* PASSAGE TO READ:
— Sydney Boles (@sydneyboles) July 30, 2019
The bankruptcy of private coal company Blackjewel could result in ripple effects across the freight rail industry.
However, Blackjewel’s bankruptcy also reminded the broader industrial sector of the vulnerability of U.S. coal production overall, particularly so for western U.S. coal production. That’s because Blackjewel not only owns Central Appalachian mines but two of the biggest mines in the Powder River Basin (PRB). As a result, one lingering question will be how and if western rail movements will be affected by a possible slow decline in western coal production, just as CSX and Norfolk Southern (NYSE: NSC) were affected by declines in Appalachian coal production.
Blackjewel, which has assets in Wyoming and the Central Appalachian coal-producing states of Kentucky and West Virginia, declared Chapter 11 bankruptcy on July 1, according to filings submitted to the U.S. Bankruptcy Court for the Southern District of West Virginia.

* SET TASK 1:
Answer these questions from the Blackjewel bankruptcy article:
(a) On what date did Blackjewel declare Chapter 11 bankruptcy?
(b) In which court were the bankruptcy filings submitted?
(c) In which basin does Blackjewel own two of the biggest mines?
* SET TASK 2: Name every U.S. state mentioned in the Blackjewel bankruptcy article.
* SET TASK 3: Pick up the Blackjewel bankruptcy article after its final sentence and keep writing it.

* Annotated element entries:
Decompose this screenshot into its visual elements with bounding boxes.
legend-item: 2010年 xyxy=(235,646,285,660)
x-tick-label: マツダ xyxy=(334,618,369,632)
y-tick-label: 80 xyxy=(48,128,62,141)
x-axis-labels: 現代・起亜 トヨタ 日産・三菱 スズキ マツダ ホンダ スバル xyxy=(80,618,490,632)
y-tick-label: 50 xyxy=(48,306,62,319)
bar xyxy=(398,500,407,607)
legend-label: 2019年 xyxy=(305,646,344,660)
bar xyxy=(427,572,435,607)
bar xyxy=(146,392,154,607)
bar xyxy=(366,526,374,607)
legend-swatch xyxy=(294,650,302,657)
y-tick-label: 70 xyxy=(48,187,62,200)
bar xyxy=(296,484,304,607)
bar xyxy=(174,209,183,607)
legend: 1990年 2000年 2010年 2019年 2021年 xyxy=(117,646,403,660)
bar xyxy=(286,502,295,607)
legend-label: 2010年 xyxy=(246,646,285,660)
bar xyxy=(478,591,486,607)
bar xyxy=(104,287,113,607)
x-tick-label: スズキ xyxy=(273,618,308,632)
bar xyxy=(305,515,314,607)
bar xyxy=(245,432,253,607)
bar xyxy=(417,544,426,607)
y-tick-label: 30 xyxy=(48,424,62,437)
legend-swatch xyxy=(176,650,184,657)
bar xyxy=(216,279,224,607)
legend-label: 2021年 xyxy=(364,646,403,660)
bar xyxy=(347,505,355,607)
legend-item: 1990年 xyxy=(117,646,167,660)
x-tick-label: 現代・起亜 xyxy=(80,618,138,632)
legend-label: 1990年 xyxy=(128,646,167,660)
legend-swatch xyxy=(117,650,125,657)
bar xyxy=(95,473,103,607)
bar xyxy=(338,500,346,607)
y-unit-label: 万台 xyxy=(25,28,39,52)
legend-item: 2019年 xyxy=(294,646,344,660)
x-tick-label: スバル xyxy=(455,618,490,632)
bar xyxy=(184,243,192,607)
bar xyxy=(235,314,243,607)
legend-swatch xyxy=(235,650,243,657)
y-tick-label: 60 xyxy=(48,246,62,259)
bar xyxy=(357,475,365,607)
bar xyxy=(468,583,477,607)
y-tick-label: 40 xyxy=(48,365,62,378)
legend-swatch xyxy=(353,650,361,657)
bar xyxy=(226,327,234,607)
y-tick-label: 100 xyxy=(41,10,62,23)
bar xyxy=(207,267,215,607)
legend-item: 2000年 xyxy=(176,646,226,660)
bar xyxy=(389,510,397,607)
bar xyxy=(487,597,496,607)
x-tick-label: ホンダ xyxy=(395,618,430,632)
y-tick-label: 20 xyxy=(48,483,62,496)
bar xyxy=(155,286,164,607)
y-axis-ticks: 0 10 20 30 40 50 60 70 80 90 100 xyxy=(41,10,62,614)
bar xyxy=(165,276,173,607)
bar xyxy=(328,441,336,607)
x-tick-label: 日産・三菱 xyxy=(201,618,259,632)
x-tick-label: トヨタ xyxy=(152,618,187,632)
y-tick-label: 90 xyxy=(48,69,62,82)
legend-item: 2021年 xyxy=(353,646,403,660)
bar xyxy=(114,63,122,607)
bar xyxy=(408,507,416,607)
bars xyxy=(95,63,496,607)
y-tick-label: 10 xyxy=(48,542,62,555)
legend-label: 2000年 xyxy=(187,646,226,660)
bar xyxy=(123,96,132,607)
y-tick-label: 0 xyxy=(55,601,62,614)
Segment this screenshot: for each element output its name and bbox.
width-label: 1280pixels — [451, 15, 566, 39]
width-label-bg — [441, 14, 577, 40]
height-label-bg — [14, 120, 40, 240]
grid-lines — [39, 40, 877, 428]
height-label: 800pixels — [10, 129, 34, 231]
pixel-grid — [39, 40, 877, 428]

* REPLY 1:
(a) July 1
(b) The U.S. Bankruptcy Court for the Southern District of West Virginia
(c) The Powder River Basin (PRB)

* REPLY 2: Wyoming, Kentucky, West Virginia

* REPLY 3:
As a result of the bankruptcy, Blackjewel’s mines abruptly closed, and there are reports that some workers have gone without pay for weeks. In response, on July 29, a number of miners in Harlan County, Kentucky, where some of Blackjewel’s mines are located, began blocking a CSX train carrying coal from continuing on its route. The miners said they were not moving until they got paid by Blackjewel.
Late on July 31, the miners agreed to allow CSX retrieve its locomotives while leaving the coal cars on the tracks. But the miners’ protest is still ongoing.
CSX said, “Following productive discussions with local stakeholders, the demonstrators agreed to briefly withdraw, allowing a CSX crew to safely retrieve two locomotives from the blocked coal train so that we could continue serving other customers. We continue to monitor the situation and are hopeful that a quick resolution can be reached.”
Blackjewel’s parent company, West Virginia-based Revelation Energy, did not respond to a request for comment. But state and local leaders have been voicing their support of the miners.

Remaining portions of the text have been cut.